* _What the exercise asks_
From first line to last, write out the data precisely as shown.

(Extracted records)
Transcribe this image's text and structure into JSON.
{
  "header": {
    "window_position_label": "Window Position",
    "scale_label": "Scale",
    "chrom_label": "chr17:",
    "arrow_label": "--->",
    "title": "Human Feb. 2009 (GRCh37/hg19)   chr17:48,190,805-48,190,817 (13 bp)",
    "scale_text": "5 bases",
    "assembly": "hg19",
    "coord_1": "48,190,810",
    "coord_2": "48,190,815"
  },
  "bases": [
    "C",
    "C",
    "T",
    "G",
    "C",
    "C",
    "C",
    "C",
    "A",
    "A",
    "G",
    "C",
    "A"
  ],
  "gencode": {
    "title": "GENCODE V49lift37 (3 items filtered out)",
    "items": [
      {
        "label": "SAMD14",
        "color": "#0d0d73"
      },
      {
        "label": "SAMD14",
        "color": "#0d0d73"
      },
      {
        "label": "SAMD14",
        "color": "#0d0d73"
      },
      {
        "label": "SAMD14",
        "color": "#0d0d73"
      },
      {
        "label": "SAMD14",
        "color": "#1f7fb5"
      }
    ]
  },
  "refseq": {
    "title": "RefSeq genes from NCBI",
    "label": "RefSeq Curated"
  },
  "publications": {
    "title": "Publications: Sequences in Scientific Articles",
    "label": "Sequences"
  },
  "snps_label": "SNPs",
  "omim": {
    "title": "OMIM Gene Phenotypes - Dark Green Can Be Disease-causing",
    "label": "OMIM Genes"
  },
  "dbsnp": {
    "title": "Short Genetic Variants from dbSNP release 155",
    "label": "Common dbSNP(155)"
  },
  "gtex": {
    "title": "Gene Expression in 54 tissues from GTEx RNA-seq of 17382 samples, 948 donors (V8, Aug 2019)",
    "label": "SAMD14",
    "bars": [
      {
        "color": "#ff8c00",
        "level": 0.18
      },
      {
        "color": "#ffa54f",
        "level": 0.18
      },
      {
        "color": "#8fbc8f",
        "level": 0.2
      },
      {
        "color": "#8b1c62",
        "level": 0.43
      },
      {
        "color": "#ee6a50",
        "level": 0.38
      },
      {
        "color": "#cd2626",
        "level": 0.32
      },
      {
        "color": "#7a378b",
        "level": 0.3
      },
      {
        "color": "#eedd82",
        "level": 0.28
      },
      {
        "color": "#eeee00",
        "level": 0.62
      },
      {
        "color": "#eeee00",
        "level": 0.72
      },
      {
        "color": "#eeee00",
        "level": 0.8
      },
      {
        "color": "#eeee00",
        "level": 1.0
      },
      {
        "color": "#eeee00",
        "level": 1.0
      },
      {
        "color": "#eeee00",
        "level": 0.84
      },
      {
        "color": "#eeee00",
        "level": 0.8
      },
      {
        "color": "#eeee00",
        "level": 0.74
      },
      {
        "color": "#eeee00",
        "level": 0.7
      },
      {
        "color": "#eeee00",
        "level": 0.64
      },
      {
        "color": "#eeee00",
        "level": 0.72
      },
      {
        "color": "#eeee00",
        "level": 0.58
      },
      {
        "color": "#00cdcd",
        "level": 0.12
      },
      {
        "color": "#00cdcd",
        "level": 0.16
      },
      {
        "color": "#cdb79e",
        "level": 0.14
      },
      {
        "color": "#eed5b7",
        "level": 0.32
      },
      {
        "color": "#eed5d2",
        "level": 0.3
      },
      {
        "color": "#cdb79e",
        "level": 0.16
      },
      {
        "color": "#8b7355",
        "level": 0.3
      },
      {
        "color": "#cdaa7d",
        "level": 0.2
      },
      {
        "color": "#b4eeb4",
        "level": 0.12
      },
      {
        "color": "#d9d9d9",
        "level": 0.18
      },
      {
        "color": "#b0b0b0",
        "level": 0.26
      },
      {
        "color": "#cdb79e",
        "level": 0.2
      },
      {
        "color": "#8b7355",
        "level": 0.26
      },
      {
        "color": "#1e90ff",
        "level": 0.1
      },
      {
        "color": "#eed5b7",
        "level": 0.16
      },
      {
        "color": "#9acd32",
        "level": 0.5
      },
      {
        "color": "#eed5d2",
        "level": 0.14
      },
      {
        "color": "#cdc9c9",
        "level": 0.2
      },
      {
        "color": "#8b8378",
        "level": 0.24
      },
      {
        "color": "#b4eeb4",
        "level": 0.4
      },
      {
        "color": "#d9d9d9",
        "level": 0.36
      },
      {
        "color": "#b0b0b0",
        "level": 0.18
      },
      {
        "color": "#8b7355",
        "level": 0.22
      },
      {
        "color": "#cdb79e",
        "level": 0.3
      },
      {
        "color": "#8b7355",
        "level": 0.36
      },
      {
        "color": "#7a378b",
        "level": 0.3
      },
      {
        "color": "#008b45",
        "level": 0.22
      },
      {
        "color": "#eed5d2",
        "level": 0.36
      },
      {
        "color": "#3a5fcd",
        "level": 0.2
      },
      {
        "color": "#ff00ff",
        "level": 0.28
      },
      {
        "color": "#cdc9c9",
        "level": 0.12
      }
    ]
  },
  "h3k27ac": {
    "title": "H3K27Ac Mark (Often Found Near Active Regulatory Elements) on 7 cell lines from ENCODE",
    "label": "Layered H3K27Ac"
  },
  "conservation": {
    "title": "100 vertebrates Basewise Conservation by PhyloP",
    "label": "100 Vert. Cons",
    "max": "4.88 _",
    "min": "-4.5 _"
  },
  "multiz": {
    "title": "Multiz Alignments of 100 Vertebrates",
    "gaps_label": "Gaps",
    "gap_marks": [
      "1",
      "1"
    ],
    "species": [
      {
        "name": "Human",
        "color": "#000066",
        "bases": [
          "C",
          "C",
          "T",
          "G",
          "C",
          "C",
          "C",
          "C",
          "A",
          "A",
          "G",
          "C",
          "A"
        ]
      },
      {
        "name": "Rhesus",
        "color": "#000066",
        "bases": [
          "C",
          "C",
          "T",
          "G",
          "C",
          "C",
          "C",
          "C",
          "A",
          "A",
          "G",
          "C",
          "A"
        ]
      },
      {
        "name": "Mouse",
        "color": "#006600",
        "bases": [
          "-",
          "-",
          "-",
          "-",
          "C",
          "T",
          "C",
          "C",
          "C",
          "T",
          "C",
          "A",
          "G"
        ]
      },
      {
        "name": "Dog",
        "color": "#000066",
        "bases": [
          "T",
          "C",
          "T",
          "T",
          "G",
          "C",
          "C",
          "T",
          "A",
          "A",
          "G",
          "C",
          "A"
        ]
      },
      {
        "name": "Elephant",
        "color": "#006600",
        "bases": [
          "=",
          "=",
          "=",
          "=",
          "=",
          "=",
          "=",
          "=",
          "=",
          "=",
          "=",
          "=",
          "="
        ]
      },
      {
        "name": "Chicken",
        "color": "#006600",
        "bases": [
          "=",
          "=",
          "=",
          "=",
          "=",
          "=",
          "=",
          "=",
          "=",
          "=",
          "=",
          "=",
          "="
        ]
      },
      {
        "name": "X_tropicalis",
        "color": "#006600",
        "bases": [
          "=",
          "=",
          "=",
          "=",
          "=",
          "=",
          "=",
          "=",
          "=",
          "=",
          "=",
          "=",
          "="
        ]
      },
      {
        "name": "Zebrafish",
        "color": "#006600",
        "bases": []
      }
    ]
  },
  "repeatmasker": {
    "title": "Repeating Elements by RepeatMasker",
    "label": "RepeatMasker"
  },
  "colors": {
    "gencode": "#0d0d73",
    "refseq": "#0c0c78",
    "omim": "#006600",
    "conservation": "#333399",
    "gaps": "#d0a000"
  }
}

* _Answer section_
Transcribe this image's text and structure into JSON.
{
  "header": {
    "window_position_label": "Window Position",
    "scale_label": "Scale",
    "chrom_label": "chr17:",
    "arrow_label": "--->",
    "title": "Human Feb. 2009 (GRCh37/hg19)   chr17:48,190,805-48,190,817 (13 bp)",
    "scale_text": "5 bases",
    "assembly": "hg19",
    "coord_1": "48,190,810",
    "coord_2": "48,190,815"
  },
  "bases": [
    "C",
    "C",
    "T",
    "G",
    "C",
    "C",
    "C",
    "C",
    "A",
    "A",
    "G",
    "C",
    "A"
  ],
  "gencode": {
    "title": "GENCODE V49lift37 (3 items filtered out)",
    "items": [
      {
        "label": "SAMD14",
        "color": "#0d0d73"
      },
      {
        "label": "SAMD14",
        "color": "#0d0d73"
      },
      {
        "label": "SAMD14",
        "color": "#0d0d73"
      },
      {
        "label": "SAMD14",
        "color": "#0d0d73"
      },
      {
        "label": "SAMD14",
        "color": "#1f7fb5"
      }
    ]
  },
  "refseq": {
    "title": "RefSeq genes from NCBI",
    "label": "RefSeq Curated"
  },
  "publications": {
    "title": "Publications: Sequences in Scientific Articles",
    "label": "Sequences"
  },
  "snps_label": "SNPs",
  "omim": {
    "title": "OMIM Gene Phenotypes - Dark Green Can Be Disease-causing",
    "label": "OMIM Genes"
  },
  "dbsnp": {
    "title": "Short Genetic Variants from dbSNP release 155",
    "label": "Common dbSNP(155)"
  },
  "gtex": {
    "title": "Gene Expression in 54 tissues from GTEx RNA-seq of 17382 samples, 948 donors (V8, Aug 2019)",
    "label": "SAMD14",
    "bars": [
      {
        "color": "#ff8c00",
        "level": 0.18
      },
      {
        "color": "#ffa54f",
        "level": 0.18
      },
      {
        "color": "#8fbc8f",
        "level": 0.2
      },
      {
        "color": "#8b1c62",
        "level": 0.43
      },
      {
        "color": "#ee6a50",
        "level": 0.38
      },
      {
        "color": "#cd2626",
        "level": 0.32
      },
      {
        "color": "#7a378b",
        "level": 0.3
      },
      {
        "color": "#eedd82",
        "level": 0.28
      },
      {
        "color": "#eeee00",
        "level": 0.62
      },
      {
        "color": "#eeee00",
        "level": 0.72
      },
      {
        "color": "#eeee00",
        "level": 0.8
      },
      {
        "color": "#eeee00",
        "level": 1.0
      },
      {
        "color": "#eeee00",
        "level": 1.0
      },
      {
        "color": "#eeee00",
        "level": 0.84
      },
      {
        "color": "#eeee00",
        "level": 0.8
      },
      {
        "color": "#eeee00",
        "level": 0.74
      },
      {
        "color": "#eeee00",
        "level": 0.7
      },
      {
        "color": "#eeee00",
        "level": 0.64
      },
      {
        "color": "#eeee00",
        "level": 0.72
      },
      {
        "color": "#eeee00",
        "level": 0.58
      },
      {
        "color": "#00cdcd",
        "level": 0.12
      },
      {
        "color": "#00cdcd",
        "level": 0.16
      },
      {
        "color": "#cdb79e",
        "level": 0.14
      },
      {
        "color": "#eed5b7",
        "level": 0.32
      },
      {
        "color": "#eed5d2",
        "level": 0.3
      },
      {
        "color": "#cdb79e",
        "level": 0.16
      },
      {
        "color": "#8b7355",
        "level": 0.3
      },
      {
        "color": "#cdaa7d",
        "level": 0.2
      },
      {
        "color": "#b4eeb4",
        "level": 0.12
      },
      {
        "color": "#d9d9d9",
        "level": 0.18
      },
      {
        "color": "#b0b0b0",
        "level": 0.26
      },
      {
        "color": "#cdb79e",
        "level": 0.2
      },
      {
        "color": "#8b7355",
        "level": 0.26
      },
      {
        "color": "#1e90ff",
        "level": 0.1
      },
      {
        "color": "#eed5b7",
        "level": 0.16
      },
      {
        "color": "#9acd32",
        "level": 0.5
      },
      {
        "color": "#eed5d2",
        "level": 0.14
      },
      {
        "color": "#cdc9c9",
        "level": 0.2
      },
      {
        "color": "#8b8378",
        "level": 0.24
      },
      {
        "color": "#b4eeb4",
        "level": 0.4
      },
      {
        "color": "#d9d9d9",
        "level": 0.36
      },
      {
        "color": "#b0b0b0",
        "level": 0.18
      },
      {
        "color": "#8b7355",
        "level": 0.22
      },
      {
        "color": "#cdb79e",
        "level": 0.3
      },
      {
        "color": "#8b7355",
        "level": 0.36
      },
      {
        "color": "#7a378b",
        "level": 0.3
      },
      {
        "color": "#008b45",
        "level": 0.22
      },
      {
        "color": "#eed5d2",
        "level": 0.36
      },
      {
        "color": "#3a5fcd",
        "level": 0.2
      },
      {
        "color": "#ff00ff",
        "level": 0.28
      },
      {
        "color": "#cdc9c9",
        "level": 0.12
      }
    ]
  },
  "h3k27ac": {
    "title": "H3K27Ac Mark (Often Found Near Active Regulatory Elements) on 7 cell lines from ENCODE",
    "label": "Layered H3K27Ac"
  },
  "conservation": {
    "title": "100 vertebrates Basewise Conservation by PhyloP",
    "label": "100 Vert. Cons",
    "max": "4.88 _",
    "min": "-4.5 _"
  },
  "multiz": {
    "title": "Multiz Alignments of 100 Vertebrates",
    "gaps_label": "Gaps",
    "gap_marks": [
      "1",
      "1"
    ],
    "species": [
      {
        "name": "Human",
        "color": "#000066",
        "bases": [
          "C",
          "C",
          "T",
          "G",
          "C",
          "C",
          "C",
          "C",
          "A",
          "A",
          "G",
          "C",
          "A"
        ]
      },
      {
        "name": "Rhesus",
        "color": "#000066",
        "bases": [
          "C",
          "C",
          "T",
          "G",
          "C",
          "C",
          "C",
          "C",
          "A",
          "A",
          "G",
          "C",
          "A"
        ]
      },
      {
        "name": "Mouse",
        "color": "#006600",
        "bases": [
          "-",
          "-",
          "-",
          "-",
          "C",
          "T",
          "C",
          "C",
          "C",
          "T",
          "C",
          "A",
          "G"
        ]
      },
      {
        "name": "Dog",
        "color": "#000066",
        "bases": [
          "T",
          "C",
          "T",
          "T",
          "G",
          "C",
          "C",
          "T",
          "A",
          "A",
          "G",
          "C",
          "A"
        ]
      },
      {
        "name": "Elephant",
        "color": "#006600",
        "bases": [
          "=",
          "=",
          "=",
          "=",
          "=",
          "=",
          "=",
          "=",
          "=",
          "=",
          "=",
          "=",
          "="
        ]
      },
      {
        "name": "Chicken",
        "color": "#006600",
        "bases": [
          "=",
          "=",
          "=",
          "=",
          "=",
          "=",
          "=",
          "=",
          "=",
          "=",
          "=",
          "=",
          "="
        ]
      },
      {
        "name": "X_tropicalis",
        "color": "#006600",
        "bases": [
          "=",
          "=",
          "=",
          "=",
          "=",
          "=",
          "=",
          "=",
          "=",
          "=",
          "=",
          "=",
          "="
        ]
      },
      {
        "name": "Zebrafish",
        "color": "#006600",
        "bases": []
      }
    ]
  },
  "repeatmasker": {
    "title": "Repeating Elements by RepeatMasker",
    "label": "RepeatMasker"
  },
  "colors": {
    "gencode": "#0d0d73",
    "refseq": "#0c0c78",
    "omim": "#006600",
    "conservation": "#333399",
    "gaps": "#d0a000"
  }
}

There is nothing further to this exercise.